Requirement:
Return all lines below containing the word "Center".

Collected data entries:

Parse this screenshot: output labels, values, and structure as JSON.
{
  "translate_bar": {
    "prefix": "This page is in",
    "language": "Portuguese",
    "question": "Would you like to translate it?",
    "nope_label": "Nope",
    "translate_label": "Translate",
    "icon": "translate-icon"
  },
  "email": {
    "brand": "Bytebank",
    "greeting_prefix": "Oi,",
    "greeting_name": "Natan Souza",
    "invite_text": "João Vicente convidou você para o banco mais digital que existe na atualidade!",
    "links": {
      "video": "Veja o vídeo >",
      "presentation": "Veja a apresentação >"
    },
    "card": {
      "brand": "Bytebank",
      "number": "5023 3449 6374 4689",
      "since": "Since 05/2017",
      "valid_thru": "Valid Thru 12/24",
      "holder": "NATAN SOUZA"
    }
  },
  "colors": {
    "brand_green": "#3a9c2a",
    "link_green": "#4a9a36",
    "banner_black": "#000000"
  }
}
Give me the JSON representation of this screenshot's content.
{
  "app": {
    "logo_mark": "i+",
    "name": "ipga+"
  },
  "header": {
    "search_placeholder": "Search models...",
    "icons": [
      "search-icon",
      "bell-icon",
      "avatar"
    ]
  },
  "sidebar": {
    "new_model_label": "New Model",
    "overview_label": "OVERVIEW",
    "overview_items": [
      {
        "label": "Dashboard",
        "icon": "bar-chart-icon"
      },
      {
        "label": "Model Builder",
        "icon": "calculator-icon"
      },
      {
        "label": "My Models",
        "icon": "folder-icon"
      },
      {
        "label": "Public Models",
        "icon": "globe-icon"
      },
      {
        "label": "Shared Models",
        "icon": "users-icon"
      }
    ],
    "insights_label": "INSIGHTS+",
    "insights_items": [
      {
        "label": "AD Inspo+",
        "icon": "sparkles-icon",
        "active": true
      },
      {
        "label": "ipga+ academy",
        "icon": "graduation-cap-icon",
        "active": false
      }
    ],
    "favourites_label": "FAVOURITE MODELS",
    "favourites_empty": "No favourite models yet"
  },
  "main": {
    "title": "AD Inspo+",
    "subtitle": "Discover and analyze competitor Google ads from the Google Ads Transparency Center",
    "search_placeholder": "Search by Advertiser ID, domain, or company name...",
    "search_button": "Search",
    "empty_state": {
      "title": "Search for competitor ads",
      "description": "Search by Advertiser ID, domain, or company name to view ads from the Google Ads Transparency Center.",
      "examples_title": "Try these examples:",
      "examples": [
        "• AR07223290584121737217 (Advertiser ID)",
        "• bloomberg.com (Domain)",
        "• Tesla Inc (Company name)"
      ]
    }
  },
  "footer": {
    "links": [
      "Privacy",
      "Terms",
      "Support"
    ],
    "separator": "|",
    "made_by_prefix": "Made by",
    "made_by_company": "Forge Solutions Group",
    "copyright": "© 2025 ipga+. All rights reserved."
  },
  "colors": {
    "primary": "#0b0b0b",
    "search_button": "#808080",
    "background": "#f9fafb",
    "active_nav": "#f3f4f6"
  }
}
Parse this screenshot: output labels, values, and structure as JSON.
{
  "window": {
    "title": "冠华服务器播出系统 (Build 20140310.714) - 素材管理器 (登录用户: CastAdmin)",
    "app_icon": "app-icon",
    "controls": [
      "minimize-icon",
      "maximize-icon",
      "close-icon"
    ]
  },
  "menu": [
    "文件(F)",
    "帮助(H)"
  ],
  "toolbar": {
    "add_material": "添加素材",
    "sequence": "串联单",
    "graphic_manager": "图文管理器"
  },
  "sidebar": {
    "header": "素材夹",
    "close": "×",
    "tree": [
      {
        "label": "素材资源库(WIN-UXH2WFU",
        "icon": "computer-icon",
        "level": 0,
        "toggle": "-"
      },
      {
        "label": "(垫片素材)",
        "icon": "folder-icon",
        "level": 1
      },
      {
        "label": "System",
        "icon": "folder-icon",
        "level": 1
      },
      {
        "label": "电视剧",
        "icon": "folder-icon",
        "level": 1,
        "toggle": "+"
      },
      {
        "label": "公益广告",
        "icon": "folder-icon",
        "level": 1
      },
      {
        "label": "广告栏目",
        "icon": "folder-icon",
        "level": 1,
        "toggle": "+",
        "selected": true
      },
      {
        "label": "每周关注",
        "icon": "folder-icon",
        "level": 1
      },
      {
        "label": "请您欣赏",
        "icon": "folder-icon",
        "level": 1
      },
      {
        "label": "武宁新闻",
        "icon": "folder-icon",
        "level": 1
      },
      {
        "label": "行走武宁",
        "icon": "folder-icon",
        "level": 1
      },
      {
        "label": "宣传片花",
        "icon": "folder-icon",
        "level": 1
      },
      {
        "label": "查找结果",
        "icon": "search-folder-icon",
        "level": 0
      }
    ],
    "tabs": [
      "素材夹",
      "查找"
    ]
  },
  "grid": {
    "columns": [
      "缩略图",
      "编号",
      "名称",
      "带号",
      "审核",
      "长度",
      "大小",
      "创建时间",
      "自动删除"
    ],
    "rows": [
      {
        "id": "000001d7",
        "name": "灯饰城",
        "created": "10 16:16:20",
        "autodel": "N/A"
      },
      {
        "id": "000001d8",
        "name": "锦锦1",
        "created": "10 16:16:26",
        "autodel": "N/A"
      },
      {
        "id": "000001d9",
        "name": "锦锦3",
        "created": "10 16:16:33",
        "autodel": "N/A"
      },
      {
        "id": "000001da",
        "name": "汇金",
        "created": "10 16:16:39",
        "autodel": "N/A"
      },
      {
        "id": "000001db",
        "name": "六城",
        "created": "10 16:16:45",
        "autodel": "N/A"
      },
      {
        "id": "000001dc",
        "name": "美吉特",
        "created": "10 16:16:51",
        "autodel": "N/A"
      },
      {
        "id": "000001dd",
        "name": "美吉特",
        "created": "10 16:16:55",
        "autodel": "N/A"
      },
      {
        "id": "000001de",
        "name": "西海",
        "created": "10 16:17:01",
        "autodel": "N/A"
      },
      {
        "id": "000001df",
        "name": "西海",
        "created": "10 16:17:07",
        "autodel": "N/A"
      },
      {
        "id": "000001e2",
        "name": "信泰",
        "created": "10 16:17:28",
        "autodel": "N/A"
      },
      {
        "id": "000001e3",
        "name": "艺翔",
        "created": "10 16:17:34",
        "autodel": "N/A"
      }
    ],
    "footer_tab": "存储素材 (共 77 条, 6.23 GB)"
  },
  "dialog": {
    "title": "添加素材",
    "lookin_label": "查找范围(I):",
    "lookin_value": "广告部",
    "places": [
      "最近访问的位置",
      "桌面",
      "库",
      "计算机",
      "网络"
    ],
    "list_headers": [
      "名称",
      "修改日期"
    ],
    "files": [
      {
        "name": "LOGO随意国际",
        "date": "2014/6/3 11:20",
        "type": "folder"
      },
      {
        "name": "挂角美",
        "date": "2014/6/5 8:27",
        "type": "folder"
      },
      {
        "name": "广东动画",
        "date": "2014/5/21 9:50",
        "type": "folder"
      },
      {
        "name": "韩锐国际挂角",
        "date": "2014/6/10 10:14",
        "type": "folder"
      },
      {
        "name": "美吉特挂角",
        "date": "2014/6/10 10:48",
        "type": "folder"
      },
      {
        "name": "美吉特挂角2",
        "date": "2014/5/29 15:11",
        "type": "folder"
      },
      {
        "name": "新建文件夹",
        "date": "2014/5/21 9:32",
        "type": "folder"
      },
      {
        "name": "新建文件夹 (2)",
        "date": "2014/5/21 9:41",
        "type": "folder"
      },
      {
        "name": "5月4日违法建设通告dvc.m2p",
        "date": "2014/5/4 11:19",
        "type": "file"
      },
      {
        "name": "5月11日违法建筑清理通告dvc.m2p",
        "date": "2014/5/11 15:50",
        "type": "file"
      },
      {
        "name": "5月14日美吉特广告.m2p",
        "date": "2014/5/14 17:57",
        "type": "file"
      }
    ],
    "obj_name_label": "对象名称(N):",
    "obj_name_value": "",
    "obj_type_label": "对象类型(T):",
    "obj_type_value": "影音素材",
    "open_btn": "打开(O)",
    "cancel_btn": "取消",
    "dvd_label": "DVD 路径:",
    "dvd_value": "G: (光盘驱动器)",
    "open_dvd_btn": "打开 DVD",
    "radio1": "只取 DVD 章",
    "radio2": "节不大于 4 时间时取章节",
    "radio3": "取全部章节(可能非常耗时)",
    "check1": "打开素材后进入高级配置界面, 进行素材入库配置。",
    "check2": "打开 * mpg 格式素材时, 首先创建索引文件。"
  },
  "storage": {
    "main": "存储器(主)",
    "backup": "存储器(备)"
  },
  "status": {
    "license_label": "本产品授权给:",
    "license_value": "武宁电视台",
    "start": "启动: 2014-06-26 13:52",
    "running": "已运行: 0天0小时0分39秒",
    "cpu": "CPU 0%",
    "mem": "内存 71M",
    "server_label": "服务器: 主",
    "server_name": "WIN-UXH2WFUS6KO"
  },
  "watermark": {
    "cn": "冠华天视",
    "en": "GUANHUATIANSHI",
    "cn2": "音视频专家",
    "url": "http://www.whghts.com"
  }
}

Complete answer:
    "subtitle": "Discover and analyze competitor Google ads from the Google Ads Transparency Center",
      "description": "Search by Advertiser ID, domain, or company name to view ads from the Google Ads Transparency Center.",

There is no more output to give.